_抜粋本文_:
....
簡単に結果につなげられる才能に恵まれたわけでなく、
「むしろ不器用」だった。
そんな橘川氏が課題克服の為に試行錯誤を繰り返して辿り着いた表現方法。
その表現方法を武器に、美術教員とアーティスト活動を両立の上で、
橘川氏がこれから先狙っていくものは?
- MODIQUE (以下 MDQ)
まず始めに、橘川さんが絵と出会ったきっかけを教えて頂けますか?
- 橘川氏
保育園の時に "ミュータント・タートルズ" のオモチャをおじいちゃんおばあちゃんに買ってもらいました。
嬉しくて嬉しくて、そのオモチャの絵を描いたんです。
そうしたら、デッサン線でシャッシャッシャッと幼ながらに凄く上手に描けたんですね。
それを今でも鮮明に覚えていて、
その時に
"あれっ、自分ってこんなに絵が上手だったんだ"
という風に思いました。
それで少しずつ絵を描くのが好きになり、
描いていくうちに、試行錯誤を繰り返して、色々なポイントに気づいて上達していきました。
上手にできるようになると更に好きになって何回も何回も描きたくなるんですよね。
....
_練習問題_: 橘川氏のインタビューを、最後の文に続けて書き進めてください。

(ページ要素の注釈)
....
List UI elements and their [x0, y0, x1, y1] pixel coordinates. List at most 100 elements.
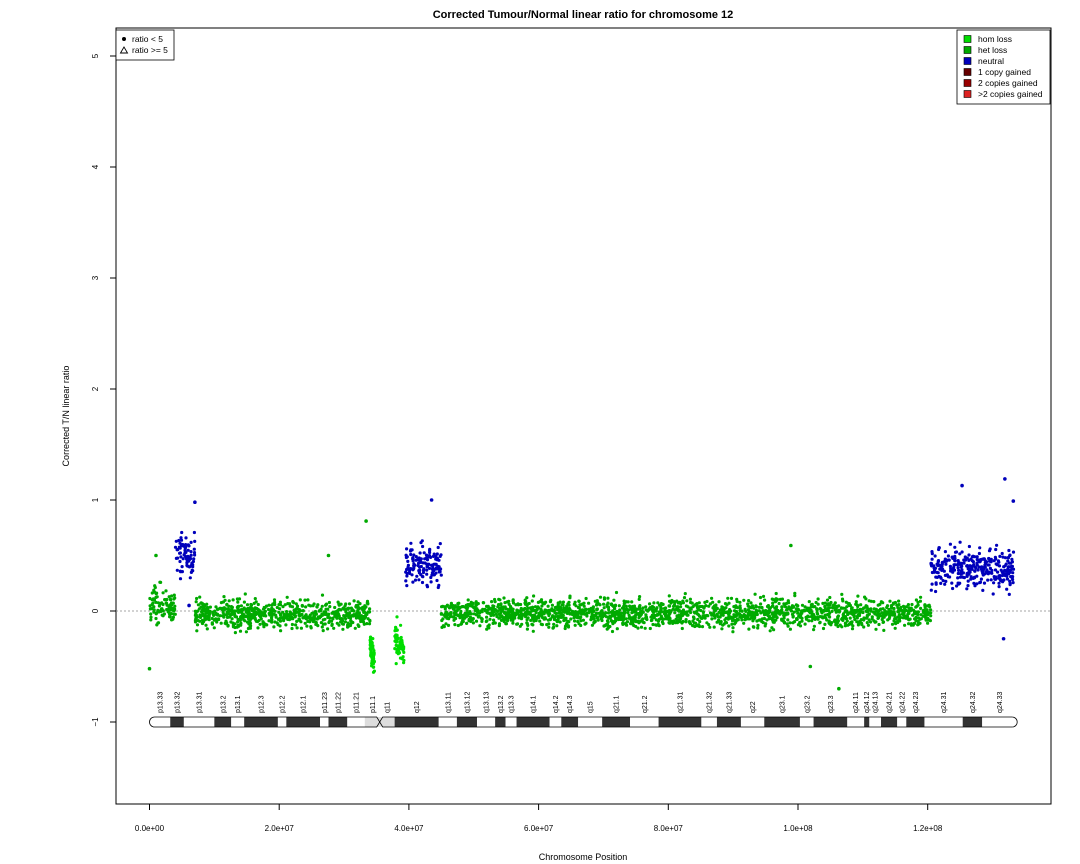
- data-point: [783, 605, 788, 609]
- data-point: [939, 576, 943, 580]
- data-point: [463, 612, 467, 616]
- data-point: [760, 606, 764, 610]
- data-point: [978, 560, 982, 564]
- data-point: [981, 571, 985, 575]
- data-point: [959, 572, 963, 576]
- data-point: [476, 611, 480, 615]
- data-point: [648, 602, 652, 606]
- ideogram-band: [847, 717, 865, 727]
- data-point: [548, 617, 553, 621]
- data-point: [187, 565, 192, 569]
- data-point: [195, 623, 200, 627]
- band-label: q14.3: [567, 695, 574, 713]
- data-point: [800, 603, 805, 607]
- data-point: [992, 581, 996, 585]
- data-point: [884, 612, 889, 617]
- data-point: [752, 617, 756, 621]
- data-point: [206, 605, 210, 610]
- y-axis-label: Corrected T/N linear ratio: [61, 366, 71, 467]
- data-point: [446, 623, 451, 628]
- data-point: [399, 635, 403, 640]
- data-point: [278, 619, 283, 623]
- data-point: [606, 596, 610, 600]
- data-point: [872, 600, 876, 604]
- data-point: [476, 602, 480, 606]
- data-point: [496, 609, 500, 614]
- data-point: [417, 569, 421, 573]
- data-point: [435, 552, 439, 556]
- data-point: [1009, 575, 1014, 579]
- data-point: [196, 609, 200, 613]
- data-point: [554, 611, 558, 616]
- data-point: [471, 601, 475, 606]
- data-point: [279, 629, 283, 633]
- data-point: [774, 591, 778, 596]
- data-point: [683, 592, 687, 596]
- data-point: [773, 611, 777, 615]
- data-point: [349, 620, 354, 624]
- data-point: [992, 575, 996, 579]
- data-point: [417, 556, 421, 560]
- data-point: [929, 608, 933, 612]
- data-point: [558, 620, 562, 624]
- data-point: [180, 565, 184, 569]
- data-point: [798, 615, 802, 619]
- data-point: [728, 609, 733, 613]
- data-point: [164, 601, 168, 605]
- data-point: [321, 629, 325, 633]
- data-point: [701, 610, 706, 615]
- ideogram-band: [214, 717, 232, 727]
- data-point: [173, 545, 178, 549]
- band-label: q21.1: [614, 695, 621, 713]
- data-point: [577, 610, 581, 614]
- outlier-point: [1011, 499, 1016, 503]
- data-point: [785, 601, 789, 606]
- data-point: [612, 598, 616, 602]
- x-tick-label: 2.0e+07: [265, 824, 295, 833]
- data-point: [225, 602, 229, 606]
- chart-title: Corrected Tumour/Normal linear ratio for…: [433, 9, 734, 21]
- data-point: [460, 614, 464, 619]
- data-point: [214, 605, 218, 609]
- data-point: [417, 558, 421, 562]
- band-label: q24.12: [864, 691, 871, 713]
- data-point: [466, 598, 470, 602]
- data-point: [576, 605, 581, 610]
- data-point: [782, 616, 786, 620]
- data-point: [929, 588, 933, 592]
- data-point: [700, 625, 705, 629]
- data-point: [468, 604, 472, 608]
- data-point: [826, 602, 830, 607]
- data-point: [348, 623, 353, 628]
- data-point: [724, 616, 728, 620]
- data-point: [149, 615, 153, 619]
- data-point: [893, 620, 897, 624]
- data-point: [667, 613, 671, 617]
- data-point: [1008, 583, 1012, 587]
- data-point: [496, 603, 501, 607]
- data-point: [411, 568, 415, 572]
- data-point: [789, 609, 794, 613]
- data-point: [149, 618, 153, 622]
- band-label: p12.1: [301, 695, 308, 713]
- x-tick-label: 1.2e+08: [913, 824, 943, 833]
- data-point: [290, 612, 294, 616]
- data-point: [299, 626, 303, 630]
- data-point: [301, 616, 305, 620]
- data-point: [862, 618, 866, 622]
- data-point: [975, 555, 979, 559]
- data-point: [602, 624, 606, 628]
- data-point: [710, 617, 714, 621]
- data-point: [468, 615, 472, 619]
- data-point: [611, 620, 615, 624]
- data-point: [181, 557, 185, 561]
- data-point: [860, 621, 864, 626]
- data-point: [286, 602, 290, 606]
- data-point: [919, 606, 923, 611]
- data-point: [676, 605, 680, 609]
- data-point: [187, 544, 191, 548]
- data-point: [896, 606, 900, 610]
- ideogram-band: [516, 717, 550, 727]
- data-point: [926, 621, 930, 625]
- band-label: q21.33: [726, 691, 733, 713]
....
_解答_:
それが絵との出会いであり、
"自分って絵を描くのが好きなんだな"
と思うようになったきっかけですね。
- MDQ
それでは、橘川さんの現在の独自の作品スタイルに辿り着いたきっかけを教えて頂けますか?
- 橘川氏
僕が大学に入る前まで話が遡りますが、
自分が実際に美大を目指すようになって、
そういう人たちに囲まれて勉強していくうちに、
自分がそんなに秀でた存在じゃないということに気付かされたんですよ。
自分のスタイルってなんだろうって凄く考えさせられました。
その時、たまたま "光るネオンのオモチャ" を見つけてそれが目に付いたんです。
"これを作品にしたらどうかな?"
ということで、購入し何枚も写真を撮りました。
そうしたら出来上がった写真が凄く綺麗で、
"この光のネオンの世界観を絵で表現をしたらきっと面白い事になるんじゃないかな?"
って思ったのが、今の僕のスタイルのきっかけなんですよ。
しかし、そのスタイルを見つけてすぐにそこに行き着いたか?
というとそうはいかなかったんですね。
この光やネオンを表現をするというのは凄くテクニックが必要で、実際にやってみるとなかなか描けないんです。
写真のようにならない。
光やネオンの美しさが出てこない。
じゃあどうしようかという事で、
凄く悩んだ結果、受験の時にそのスタイルは一旦封印しました。
でもやっぱり自分の心の中には、
"いつかその表現をしたいんだ!!"
という強い思いがありまして、
その為にはもっと基礎を固めて上手くならなければいけない。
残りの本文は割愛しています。